EXTRACT TO READ:
________________________

Mutagenesis Flashcards
What is a silent mutation
A single base change which doesn’t change the amino acid
What is a missense mutation?
One amino acid substituted for another, normally by a single base change
What can a silent mutation cause?
It can disrupt RNA splicing and cause inheritable diseases
What is a nonsense mutation?
An amino acid codon is mutated to a stop codon
What is a frameshift mutation?
The reading frame of mRNA is altered by insertions, deletions, slice-site mutation
Not a multiple of three
What is a point mutation?
A base substitution
What is a transition point mutation?
When a purine is substituted for a purine. Same with pyrimidines
What is a transversion point mutation?
When a purine is changed for a pyrimidine and vice versa
How can a spontaneous mutation occur?
Error in DNA replication
DNA bases have slight chemical instability
What does the rate of spontaneous mutation depend on for different genes?
The size of the gene
The sequence
Give examples of chemicals that cause induced mutations and what change they can cause
Alkylating agents - remove a base
Acridine agents - add/remove a base
X-rays - break chromosomes or delete nucleotides
UV radiation - creates thymidine dimers
What is a mutation?

________________________

DATA TO EXAMINE:
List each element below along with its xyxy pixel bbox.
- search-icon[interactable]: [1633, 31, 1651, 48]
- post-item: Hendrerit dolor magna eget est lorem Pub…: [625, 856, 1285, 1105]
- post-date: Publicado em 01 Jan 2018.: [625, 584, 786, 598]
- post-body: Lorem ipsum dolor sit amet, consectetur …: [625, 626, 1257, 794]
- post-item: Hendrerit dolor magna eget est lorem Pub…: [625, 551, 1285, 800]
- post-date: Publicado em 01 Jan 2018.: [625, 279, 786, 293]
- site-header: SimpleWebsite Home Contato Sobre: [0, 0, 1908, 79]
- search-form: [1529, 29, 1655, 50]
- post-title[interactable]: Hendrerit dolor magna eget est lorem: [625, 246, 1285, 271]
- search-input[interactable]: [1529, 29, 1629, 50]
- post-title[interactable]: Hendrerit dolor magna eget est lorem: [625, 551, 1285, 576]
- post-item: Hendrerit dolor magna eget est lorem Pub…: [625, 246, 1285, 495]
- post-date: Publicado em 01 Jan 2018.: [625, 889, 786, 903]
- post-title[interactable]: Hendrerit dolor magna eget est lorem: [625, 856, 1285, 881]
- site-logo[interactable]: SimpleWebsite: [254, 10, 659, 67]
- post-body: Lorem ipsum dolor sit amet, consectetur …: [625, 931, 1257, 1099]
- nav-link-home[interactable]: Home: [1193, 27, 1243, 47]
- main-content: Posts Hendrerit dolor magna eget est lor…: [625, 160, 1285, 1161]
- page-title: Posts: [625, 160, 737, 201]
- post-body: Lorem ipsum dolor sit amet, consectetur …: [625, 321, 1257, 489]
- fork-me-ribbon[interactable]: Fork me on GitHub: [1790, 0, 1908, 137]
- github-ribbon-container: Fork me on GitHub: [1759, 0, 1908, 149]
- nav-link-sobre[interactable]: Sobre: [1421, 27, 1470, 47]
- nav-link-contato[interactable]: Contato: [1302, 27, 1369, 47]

________________________

EXERCISE SET:
**a)** Answer these from the mutagenesis flashcards:
(i) What does a nonsense mutation turn an amino acid codon into?
(ii) What does UV radiation create?
(iii) What two things does the rate of spontaneous mutation depend on for different genes?
**b)** List every agent the mutagenesis flashcards name as causing induced mutations.
**c)** Go on with the mutagenesis flashcards from the point where they stop.

RESULTS IN ORDER:
**a)**
(i) A stop codon.
(ii) Thymidine dimers.
(iii) The size of the gene and the sequence.

**b)** Alkylating agents, acridine agents, X-rays, UV radiation.

**c)**
A change in a nucleic acid sequence, which can be the deletion, insertion, or rearrangement of one or many nucleotides.
What is a wild type?
An individual within a population displaying a wild type trait, which is the trait that is most common in that population
What is tautomeric shift?
When a proton briefly changes position in a base. It behaves as an altered template base during replication.
What pairs are joined in tautomeric forms?
C and A
T and G
What is mismatch repair?
Enzymes detect nucleotides which don’t base pair in newly replicated DNA.
The incorrect base pair is excised and replaced.
What is proof reading?
Detection of mismatched base pairs
What is excision repair?
Damaged DNA is removed by excision of bases and replacement is done by DNA polymerase
What is the different between nucleotide excision and base excision repair?
Nucleotide repair
- replaces up to 30 bases
- repair of UV damage and some carcinogens
Base repair
- replaces 1-5 bases
- repairs oxidative damage
What can tumour cells do? (6 things)
- Cells divide independently of external growth signals
- Ignore external anti-growth signals
- Avoid apoptosis because DNA is damaged so much
- Divide indefinitely without senescence
- Stimulate sustained angiogenesis
- Invade tissue and establish secondary tumours
What are oncogenes?
Genes involved in control of cell division. Can inhibit/stimulate growth
How can PCR be used in detecting mutations?
If the restriction site for a particular enzyme is destroyed by the mutation, then the mutated gene will have fewer fragments if digested with that enzyme, as it lacks the site.
In diagnosing genetic diseases, what is Southern blotting good for?
When there is a need to analyse larger segments in and around the gene and also for triple repeat disorders.
What is array-CGH good for?
Screen for sub-microscopic chromosomal deletions for which the locus cannot be determined by the patient’s phenotype.